• **TASK OBJECTIVE**: Rewrite the rows below as a numbered list, beginning with the first row and continuing through the row that contains "current-time-badge: 07/29/2022 11:00", with both included. Leave out blank lines.
## BEGIN TASK INPUTS
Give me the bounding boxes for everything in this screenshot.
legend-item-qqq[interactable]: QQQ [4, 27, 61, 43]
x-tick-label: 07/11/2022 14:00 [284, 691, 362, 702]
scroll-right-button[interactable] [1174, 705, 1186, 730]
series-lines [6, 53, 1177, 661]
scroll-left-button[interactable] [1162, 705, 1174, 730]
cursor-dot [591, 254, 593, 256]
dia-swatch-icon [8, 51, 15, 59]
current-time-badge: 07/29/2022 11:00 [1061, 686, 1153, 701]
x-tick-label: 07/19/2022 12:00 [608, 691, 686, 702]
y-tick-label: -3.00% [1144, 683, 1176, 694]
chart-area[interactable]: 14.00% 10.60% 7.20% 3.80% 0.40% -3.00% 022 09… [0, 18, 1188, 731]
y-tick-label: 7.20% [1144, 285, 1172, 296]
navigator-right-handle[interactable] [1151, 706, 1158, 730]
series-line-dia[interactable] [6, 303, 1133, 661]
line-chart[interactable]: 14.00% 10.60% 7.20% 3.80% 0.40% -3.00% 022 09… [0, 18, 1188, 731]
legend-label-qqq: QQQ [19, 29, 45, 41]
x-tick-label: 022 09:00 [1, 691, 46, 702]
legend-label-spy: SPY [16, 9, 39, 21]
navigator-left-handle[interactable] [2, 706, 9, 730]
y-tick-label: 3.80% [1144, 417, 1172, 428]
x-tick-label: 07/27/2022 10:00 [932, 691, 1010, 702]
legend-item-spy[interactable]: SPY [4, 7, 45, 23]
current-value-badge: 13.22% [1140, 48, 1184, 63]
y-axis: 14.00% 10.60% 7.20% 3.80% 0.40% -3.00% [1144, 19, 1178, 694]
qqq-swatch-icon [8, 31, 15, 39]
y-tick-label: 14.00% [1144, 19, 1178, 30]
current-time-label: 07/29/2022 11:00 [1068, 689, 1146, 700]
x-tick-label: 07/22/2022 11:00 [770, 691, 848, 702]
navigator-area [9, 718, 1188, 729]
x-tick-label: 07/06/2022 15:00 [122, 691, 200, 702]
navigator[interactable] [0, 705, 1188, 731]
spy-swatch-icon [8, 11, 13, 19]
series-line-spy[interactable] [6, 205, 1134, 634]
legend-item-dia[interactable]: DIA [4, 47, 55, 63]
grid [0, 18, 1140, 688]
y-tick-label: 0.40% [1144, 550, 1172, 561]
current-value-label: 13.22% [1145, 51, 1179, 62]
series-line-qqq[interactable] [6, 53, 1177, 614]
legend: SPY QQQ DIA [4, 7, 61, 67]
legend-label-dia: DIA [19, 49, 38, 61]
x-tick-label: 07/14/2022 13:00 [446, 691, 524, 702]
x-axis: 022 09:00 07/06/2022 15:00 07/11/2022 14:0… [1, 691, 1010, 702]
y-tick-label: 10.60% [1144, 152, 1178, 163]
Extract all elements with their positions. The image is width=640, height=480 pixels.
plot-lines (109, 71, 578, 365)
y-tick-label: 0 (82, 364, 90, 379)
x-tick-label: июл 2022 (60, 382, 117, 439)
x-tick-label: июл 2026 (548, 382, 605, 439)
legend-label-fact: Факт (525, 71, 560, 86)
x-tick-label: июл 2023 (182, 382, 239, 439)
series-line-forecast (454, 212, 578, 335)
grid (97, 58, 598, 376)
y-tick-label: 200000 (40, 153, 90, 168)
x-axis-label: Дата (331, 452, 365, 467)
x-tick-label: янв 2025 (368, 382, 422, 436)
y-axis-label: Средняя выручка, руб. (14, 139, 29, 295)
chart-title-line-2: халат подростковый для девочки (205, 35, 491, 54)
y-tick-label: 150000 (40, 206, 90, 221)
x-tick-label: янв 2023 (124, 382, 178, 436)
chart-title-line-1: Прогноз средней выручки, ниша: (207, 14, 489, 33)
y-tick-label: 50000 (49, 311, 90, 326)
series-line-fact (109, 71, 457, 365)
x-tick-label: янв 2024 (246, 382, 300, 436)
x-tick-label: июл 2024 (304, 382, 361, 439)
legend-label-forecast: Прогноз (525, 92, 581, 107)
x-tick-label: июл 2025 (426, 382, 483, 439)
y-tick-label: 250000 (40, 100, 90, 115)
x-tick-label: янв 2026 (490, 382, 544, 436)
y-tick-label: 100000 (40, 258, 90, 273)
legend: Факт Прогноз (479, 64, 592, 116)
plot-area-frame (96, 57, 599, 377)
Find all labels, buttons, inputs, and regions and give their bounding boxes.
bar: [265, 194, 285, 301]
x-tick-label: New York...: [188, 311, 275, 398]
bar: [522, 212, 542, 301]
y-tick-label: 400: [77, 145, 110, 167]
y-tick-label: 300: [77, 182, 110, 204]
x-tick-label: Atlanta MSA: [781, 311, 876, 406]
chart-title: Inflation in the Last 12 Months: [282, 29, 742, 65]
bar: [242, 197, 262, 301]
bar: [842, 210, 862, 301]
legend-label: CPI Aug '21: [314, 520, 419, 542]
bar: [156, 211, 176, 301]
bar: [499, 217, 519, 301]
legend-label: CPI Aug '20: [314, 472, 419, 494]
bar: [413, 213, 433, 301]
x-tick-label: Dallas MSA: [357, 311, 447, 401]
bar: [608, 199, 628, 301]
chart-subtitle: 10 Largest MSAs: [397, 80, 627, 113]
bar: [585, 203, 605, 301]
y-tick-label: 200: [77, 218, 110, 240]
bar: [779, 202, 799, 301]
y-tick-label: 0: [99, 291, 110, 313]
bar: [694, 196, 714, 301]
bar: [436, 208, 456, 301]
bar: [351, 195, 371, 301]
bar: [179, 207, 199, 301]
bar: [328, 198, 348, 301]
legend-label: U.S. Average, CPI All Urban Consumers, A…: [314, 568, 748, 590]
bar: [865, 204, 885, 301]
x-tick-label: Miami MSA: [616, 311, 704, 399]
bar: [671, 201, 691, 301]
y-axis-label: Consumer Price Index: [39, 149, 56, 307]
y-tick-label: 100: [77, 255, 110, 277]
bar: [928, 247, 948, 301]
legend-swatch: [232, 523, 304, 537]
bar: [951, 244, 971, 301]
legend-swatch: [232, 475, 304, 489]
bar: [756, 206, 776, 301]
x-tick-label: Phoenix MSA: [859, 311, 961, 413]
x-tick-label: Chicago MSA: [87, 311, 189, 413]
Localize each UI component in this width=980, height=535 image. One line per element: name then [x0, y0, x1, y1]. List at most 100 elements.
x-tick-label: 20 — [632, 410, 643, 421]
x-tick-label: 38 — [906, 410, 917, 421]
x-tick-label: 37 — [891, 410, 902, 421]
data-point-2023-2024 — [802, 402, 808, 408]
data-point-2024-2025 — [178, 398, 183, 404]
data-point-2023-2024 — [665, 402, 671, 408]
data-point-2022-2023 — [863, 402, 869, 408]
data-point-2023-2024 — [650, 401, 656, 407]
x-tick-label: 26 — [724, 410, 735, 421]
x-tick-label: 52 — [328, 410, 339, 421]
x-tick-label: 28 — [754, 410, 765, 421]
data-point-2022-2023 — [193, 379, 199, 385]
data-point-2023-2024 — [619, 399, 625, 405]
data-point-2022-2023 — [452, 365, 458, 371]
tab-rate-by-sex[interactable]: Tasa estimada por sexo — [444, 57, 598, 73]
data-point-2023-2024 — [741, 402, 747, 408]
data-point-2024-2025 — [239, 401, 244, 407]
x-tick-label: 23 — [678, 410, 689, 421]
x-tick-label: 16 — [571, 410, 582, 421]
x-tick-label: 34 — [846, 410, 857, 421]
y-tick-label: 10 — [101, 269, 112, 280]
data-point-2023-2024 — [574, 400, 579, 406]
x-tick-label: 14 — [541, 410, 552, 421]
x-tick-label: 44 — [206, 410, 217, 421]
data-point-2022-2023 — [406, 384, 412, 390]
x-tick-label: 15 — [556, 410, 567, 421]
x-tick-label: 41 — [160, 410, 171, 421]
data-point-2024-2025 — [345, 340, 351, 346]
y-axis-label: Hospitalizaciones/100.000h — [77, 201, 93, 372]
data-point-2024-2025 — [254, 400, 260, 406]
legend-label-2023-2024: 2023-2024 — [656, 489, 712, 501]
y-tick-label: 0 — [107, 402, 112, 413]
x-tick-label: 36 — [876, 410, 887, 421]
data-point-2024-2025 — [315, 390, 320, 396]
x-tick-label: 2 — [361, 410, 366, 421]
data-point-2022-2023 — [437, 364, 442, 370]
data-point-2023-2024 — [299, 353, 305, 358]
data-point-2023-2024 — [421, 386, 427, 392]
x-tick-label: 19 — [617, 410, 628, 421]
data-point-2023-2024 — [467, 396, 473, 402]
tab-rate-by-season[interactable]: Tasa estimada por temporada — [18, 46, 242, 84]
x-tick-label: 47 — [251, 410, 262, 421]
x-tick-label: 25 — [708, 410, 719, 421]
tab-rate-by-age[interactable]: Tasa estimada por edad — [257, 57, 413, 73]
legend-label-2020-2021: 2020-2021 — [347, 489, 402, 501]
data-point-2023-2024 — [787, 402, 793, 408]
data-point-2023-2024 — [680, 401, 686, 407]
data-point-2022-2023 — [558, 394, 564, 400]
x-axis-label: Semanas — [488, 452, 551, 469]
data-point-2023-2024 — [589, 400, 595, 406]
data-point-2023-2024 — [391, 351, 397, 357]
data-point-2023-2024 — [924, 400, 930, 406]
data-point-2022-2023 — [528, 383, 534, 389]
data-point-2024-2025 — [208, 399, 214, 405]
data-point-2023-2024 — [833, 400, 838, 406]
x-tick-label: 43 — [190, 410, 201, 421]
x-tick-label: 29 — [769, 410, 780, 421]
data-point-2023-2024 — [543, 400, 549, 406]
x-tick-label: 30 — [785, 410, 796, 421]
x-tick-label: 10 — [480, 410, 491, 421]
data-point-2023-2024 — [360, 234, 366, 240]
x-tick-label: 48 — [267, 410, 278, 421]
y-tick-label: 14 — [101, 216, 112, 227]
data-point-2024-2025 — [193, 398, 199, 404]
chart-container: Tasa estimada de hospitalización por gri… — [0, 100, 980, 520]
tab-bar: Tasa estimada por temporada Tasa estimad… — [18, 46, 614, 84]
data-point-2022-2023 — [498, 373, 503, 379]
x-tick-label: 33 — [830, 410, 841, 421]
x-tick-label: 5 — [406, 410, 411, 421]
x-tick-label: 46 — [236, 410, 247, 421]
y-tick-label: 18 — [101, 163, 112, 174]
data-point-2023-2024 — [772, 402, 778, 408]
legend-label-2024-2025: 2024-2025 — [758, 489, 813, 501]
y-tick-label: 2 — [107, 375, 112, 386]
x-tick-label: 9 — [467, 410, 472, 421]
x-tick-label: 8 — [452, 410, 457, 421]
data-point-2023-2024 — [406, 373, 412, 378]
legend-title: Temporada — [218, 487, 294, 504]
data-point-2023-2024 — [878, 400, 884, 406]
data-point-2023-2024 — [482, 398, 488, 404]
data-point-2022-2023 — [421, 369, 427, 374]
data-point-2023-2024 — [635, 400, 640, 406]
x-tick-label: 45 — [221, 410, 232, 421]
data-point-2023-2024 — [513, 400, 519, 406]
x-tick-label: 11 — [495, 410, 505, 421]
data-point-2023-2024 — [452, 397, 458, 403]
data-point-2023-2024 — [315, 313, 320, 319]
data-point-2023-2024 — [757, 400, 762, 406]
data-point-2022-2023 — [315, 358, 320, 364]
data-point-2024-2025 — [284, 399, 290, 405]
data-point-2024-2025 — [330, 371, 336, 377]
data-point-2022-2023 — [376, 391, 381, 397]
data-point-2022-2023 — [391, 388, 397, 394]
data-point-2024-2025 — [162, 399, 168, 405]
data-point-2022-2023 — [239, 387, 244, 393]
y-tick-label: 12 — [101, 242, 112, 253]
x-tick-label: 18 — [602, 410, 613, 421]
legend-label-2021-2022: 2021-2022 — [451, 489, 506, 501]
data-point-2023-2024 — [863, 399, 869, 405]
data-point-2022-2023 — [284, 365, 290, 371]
## END TASK INPUTS
• **EXERCISE RESULT**:
1. Give me the bounding boxes for everything in this screenshot.
2. legend-item-qqq[interactable]: QQQ [4, 27, 61, 43]
3. x-tick-label: 07/11/2022 14:00 [284, 691, 362, 702]
4. scroll-right-button[interactable] [1174, 705, 1186, 730]
5. series-lines [6, 53, 1177, 661]
6. scroll-left-button[interactable] [1162, 705, 1174, 730]
7. cursor-dot [591, 254, 593, 256]
8. dia-swatch-icon [8, 51, 15, 59]
9. current-time-badge: 07/29/2022 11:00 [1061, 686, 1153, 701]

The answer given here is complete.